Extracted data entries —
********

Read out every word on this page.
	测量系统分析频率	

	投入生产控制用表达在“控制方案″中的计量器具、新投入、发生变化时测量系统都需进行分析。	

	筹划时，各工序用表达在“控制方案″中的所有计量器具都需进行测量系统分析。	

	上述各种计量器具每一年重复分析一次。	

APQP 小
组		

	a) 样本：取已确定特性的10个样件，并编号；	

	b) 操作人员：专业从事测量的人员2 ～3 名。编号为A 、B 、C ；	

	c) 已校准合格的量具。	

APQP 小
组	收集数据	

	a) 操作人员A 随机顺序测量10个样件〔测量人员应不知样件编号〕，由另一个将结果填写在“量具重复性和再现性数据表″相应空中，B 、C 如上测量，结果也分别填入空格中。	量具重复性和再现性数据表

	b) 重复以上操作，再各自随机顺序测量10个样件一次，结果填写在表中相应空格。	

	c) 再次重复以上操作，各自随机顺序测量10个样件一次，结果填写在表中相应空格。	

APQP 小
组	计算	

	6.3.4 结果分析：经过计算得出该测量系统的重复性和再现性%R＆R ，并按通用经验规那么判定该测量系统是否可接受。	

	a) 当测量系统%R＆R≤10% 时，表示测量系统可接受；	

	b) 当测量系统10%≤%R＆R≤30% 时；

********

Set task — Every line above should be retyped exactly as given.

Exercise output —
Read out every word on this page.
	测量系统分析频率	

	投入生产控制用表达在“控制方案″中的计量器具、新投入、发生变化时测量系统都需进行分析。	

	筹划时，各工序用表达在“控制方案″中的所有计量器具都需进行测量系统分析。	

	上述各种计量器具每一年重复分析一次。	

APQP 小
组		

	a) 样本：取已确定特性的10个样件，并编号；	

	b) 操作人员：专业从事测量的人员2 ～3 名。编号为A 、B 、C ；	

	c) 已校准合格的量具。	

APQP 小
组	收集数据	

	a) 操作人员A 随机顺序测量10个样件〔测量人员应不知样件编号〕，由另一个将结果填写在“量具重复性和再现性数据表″相应空中，B 、C 如上测量，结果也分别填入空格中。	量具重复性和再现性数据表

	b) 重复以上操作，再各自随机顺序测量10个样件一次，结果填写在表中相应空格。	

	c) 再次重复以上操作，各自随机顺序测量10个样件一次，结果填写在表中相应空格。	

APQP 小
组	计算	

	6.3.4 结果分析：经过计算得出该测量系统的重复性和再现性%R＆R ，并按通用经验规那么判定该测量系统是否可接受。	

	a) 当测量系统%R＆R≤10% 时，表示测量系统可接受；	

	b) 当测量系统10%≤%R＆R≤30% 时；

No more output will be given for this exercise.